(Data entries)
★ ★ ★ ★
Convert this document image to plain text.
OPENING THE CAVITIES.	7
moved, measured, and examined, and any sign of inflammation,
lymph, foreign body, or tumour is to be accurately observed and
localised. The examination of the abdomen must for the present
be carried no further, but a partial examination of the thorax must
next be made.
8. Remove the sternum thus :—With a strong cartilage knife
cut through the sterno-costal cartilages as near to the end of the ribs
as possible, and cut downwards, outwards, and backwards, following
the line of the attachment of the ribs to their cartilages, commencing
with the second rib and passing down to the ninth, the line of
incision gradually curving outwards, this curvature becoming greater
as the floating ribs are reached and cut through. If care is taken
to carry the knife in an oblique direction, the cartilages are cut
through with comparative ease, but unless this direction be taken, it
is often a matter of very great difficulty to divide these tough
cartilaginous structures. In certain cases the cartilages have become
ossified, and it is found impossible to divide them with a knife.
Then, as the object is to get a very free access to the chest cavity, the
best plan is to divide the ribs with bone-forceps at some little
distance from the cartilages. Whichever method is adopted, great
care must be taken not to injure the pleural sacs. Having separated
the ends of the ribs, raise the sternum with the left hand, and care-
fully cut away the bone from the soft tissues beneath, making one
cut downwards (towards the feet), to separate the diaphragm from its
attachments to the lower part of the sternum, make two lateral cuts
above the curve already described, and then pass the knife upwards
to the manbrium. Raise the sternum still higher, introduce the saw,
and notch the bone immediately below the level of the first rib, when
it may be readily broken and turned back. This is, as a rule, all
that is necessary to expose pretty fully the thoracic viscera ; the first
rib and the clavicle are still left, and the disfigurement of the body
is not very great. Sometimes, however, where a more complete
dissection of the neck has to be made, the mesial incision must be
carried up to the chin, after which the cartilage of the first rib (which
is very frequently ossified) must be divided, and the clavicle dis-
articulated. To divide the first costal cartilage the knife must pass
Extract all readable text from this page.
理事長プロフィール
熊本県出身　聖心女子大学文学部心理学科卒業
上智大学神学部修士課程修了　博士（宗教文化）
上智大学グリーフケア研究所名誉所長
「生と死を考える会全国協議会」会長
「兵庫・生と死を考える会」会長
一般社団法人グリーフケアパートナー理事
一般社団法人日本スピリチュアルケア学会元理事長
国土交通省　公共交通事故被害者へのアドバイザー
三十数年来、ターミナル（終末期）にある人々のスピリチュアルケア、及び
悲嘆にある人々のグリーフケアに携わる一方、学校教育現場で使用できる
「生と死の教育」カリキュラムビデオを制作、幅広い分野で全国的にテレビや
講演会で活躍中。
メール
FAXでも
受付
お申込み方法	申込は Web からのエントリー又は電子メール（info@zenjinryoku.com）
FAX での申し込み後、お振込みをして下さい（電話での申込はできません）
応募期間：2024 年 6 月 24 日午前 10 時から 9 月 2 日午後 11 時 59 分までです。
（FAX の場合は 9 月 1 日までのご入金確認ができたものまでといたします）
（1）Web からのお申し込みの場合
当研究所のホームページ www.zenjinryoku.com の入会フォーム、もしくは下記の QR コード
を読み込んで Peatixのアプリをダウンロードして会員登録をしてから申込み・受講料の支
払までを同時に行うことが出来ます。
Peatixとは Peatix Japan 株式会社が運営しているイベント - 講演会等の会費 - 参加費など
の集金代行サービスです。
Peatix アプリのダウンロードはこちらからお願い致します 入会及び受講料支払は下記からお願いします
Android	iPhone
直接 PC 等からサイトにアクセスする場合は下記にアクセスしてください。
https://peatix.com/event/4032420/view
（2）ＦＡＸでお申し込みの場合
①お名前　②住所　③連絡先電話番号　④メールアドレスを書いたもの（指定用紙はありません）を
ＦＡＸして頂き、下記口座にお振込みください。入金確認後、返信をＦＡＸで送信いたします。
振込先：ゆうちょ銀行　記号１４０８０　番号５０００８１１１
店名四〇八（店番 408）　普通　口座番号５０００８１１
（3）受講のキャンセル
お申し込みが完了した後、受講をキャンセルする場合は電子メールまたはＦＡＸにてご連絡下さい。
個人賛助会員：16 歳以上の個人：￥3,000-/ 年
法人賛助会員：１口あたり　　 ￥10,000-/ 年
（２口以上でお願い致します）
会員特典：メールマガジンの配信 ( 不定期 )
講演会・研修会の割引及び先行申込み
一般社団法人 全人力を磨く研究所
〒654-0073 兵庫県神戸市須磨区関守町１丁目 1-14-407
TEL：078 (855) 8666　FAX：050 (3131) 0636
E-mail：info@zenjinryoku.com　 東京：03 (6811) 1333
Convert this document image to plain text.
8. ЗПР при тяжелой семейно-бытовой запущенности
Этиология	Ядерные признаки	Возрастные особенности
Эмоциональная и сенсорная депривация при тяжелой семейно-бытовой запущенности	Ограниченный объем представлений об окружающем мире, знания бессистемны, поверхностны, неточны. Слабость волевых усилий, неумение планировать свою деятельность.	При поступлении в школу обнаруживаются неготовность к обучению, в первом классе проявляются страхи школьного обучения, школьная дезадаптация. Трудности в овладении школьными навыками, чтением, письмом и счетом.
★ ★ ★ ★
WHAT YOU SHOULD DO
Copy every line above that holds the word "incision".

OUTPUT FOR THIS EXERCISE
incision gradually curving outwards, this curvature becoming greater
dissection of the neck has to be made, the mesial incision must be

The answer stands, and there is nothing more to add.